- _To be done_: Select the lines that contain "JSON" and copy each of them.

____ Given records

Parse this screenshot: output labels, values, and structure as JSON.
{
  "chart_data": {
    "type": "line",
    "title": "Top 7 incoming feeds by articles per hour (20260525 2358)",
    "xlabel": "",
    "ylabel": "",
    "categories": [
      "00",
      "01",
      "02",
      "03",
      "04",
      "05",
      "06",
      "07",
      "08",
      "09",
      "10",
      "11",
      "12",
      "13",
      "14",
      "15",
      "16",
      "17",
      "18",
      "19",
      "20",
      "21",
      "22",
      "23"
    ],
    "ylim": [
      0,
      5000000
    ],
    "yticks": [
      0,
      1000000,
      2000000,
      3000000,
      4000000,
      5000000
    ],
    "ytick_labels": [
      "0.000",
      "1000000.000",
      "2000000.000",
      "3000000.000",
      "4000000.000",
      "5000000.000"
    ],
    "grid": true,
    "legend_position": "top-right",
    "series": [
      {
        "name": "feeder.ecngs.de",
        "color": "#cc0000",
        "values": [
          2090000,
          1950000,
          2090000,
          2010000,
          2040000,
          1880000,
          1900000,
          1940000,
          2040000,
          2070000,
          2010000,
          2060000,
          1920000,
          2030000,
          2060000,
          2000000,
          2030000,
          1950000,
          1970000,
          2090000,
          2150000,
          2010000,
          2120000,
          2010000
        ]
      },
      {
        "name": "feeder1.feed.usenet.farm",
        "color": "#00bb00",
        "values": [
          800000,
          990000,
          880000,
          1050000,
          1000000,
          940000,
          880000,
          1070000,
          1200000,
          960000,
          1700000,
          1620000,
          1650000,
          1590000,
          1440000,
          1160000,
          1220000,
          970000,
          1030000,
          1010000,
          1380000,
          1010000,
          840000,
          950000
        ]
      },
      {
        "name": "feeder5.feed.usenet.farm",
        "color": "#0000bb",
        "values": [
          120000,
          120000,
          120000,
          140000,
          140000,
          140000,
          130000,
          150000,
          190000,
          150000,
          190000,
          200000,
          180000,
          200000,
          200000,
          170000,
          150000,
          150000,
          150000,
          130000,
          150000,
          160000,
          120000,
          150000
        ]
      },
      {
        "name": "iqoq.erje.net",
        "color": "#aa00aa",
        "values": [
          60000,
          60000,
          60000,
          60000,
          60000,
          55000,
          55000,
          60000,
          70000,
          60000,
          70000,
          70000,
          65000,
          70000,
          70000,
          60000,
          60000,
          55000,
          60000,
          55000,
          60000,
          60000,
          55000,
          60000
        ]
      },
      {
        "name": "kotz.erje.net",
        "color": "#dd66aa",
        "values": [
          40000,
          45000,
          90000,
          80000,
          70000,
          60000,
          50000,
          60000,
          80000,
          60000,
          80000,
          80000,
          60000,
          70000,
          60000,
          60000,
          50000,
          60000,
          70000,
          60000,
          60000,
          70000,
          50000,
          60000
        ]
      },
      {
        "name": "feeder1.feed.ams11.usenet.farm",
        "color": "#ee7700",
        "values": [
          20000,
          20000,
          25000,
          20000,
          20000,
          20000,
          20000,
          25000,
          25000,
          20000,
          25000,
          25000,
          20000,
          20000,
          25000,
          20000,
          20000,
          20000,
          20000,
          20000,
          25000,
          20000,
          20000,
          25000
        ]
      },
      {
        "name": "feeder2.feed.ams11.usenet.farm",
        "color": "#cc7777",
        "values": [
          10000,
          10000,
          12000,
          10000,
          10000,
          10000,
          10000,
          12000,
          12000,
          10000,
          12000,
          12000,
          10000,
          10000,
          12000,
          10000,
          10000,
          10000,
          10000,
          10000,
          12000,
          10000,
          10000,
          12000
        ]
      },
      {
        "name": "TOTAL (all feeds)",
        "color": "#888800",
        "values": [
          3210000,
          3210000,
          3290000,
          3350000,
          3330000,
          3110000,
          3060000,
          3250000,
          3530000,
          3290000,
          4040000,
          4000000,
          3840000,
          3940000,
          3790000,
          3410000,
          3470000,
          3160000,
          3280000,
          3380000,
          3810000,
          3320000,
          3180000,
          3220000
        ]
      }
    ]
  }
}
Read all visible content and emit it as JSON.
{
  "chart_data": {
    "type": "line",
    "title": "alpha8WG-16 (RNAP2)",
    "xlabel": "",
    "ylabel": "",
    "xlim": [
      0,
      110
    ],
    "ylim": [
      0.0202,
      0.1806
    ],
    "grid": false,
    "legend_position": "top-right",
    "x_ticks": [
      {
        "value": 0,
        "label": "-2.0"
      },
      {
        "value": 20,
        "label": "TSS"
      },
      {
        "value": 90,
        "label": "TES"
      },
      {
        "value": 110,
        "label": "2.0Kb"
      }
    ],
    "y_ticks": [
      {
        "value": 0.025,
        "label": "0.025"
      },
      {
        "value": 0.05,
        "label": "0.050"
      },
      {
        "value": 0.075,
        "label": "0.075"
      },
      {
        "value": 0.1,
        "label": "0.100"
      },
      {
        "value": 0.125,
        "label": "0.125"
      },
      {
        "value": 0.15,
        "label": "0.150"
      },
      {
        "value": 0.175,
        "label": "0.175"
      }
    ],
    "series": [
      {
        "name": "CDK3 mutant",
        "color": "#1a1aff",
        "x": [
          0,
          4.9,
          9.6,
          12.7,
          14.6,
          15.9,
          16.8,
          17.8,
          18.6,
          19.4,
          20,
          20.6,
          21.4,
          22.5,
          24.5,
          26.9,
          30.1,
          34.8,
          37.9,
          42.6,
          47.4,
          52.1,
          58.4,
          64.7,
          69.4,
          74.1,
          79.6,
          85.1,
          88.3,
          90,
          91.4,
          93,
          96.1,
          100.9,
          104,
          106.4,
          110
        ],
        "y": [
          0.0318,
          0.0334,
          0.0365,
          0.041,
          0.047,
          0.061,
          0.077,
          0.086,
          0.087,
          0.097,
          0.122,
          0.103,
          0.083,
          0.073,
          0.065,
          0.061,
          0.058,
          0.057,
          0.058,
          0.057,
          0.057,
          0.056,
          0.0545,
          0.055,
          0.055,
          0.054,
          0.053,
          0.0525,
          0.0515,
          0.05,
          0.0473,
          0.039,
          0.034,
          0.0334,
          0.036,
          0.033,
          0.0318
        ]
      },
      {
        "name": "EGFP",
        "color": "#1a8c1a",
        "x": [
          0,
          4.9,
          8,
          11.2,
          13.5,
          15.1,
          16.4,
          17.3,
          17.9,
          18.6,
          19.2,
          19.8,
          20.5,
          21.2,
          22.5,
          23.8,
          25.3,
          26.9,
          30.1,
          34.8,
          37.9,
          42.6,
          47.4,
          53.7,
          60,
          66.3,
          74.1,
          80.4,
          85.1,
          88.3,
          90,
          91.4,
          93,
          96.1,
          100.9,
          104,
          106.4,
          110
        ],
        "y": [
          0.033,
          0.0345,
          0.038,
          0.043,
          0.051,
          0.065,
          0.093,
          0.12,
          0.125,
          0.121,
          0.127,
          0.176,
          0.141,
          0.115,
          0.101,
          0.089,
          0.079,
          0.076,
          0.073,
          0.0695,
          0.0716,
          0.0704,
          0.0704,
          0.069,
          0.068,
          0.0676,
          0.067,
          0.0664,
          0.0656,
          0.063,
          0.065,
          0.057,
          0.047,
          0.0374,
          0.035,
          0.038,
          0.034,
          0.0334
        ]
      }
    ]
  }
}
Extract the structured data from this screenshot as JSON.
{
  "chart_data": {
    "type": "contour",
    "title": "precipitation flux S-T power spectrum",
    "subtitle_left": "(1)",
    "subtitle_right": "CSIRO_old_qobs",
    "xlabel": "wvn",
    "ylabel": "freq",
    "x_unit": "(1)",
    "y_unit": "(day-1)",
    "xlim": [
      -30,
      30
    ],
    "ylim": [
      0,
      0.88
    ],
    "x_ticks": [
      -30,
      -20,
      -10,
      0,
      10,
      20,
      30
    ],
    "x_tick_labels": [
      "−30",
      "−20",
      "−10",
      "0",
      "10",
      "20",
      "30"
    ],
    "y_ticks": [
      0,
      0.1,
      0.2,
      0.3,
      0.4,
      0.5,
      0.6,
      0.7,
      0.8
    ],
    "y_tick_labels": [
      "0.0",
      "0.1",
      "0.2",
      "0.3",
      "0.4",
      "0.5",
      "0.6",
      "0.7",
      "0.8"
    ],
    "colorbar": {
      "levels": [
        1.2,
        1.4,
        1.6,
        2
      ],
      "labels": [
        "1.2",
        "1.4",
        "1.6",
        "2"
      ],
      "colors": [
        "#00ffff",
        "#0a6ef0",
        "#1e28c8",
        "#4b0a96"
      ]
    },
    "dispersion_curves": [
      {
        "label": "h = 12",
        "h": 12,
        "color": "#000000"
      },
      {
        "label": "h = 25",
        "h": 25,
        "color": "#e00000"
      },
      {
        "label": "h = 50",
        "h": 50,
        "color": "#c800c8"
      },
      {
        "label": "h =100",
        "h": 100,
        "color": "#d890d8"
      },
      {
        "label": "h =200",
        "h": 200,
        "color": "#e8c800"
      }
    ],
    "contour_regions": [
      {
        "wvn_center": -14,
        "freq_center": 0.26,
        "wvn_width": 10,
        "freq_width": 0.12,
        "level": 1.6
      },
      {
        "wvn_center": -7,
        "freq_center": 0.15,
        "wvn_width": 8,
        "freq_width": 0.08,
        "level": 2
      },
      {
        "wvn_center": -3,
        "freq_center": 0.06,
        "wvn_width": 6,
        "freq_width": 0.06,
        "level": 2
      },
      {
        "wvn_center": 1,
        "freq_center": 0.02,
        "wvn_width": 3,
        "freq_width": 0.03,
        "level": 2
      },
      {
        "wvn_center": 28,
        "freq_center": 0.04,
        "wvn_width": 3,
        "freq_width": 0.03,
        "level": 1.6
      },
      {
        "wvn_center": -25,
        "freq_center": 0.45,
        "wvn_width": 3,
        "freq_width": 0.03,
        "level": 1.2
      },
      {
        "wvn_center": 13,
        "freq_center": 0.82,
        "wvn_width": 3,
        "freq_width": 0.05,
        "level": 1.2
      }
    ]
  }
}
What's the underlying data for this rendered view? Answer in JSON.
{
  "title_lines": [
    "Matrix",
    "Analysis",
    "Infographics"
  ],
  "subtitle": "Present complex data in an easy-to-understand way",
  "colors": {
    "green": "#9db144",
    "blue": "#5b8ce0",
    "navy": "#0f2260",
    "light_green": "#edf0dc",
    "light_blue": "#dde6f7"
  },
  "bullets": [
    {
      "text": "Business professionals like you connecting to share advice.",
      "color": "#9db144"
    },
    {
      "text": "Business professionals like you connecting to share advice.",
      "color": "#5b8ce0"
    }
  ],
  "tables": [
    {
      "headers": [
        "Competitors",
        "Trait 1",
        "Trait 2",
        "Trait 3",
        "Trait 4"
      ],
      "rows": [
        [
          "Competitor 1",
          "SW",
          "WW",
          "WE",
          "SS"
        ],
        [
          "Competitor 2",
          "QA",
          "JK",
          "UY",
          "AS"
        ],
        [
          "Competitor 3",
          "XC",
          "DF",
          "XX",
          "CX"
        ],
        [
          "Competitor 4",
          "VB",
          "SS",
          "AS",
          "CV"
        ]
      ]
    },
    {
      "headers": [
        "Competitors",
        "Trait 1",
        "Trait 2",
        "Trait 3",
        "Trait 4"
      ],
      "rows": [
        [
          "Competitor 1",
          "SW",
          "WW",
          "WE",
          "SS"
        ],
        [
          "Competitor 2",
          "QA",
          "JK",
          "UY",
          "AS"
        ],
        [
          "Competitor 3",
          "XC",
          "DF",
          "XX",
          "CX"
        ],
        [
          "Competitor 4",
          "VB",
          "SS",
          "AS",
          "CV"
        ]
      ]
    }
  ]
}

________

- _Full answer_:
Parse this screenshot: output labels, values, and structure as JSON.
Read all visible content and emit it as JSON.
Extract the structured data from this screenshot as JSON.
What's the underlying data for this rendered view? Answer in JSON.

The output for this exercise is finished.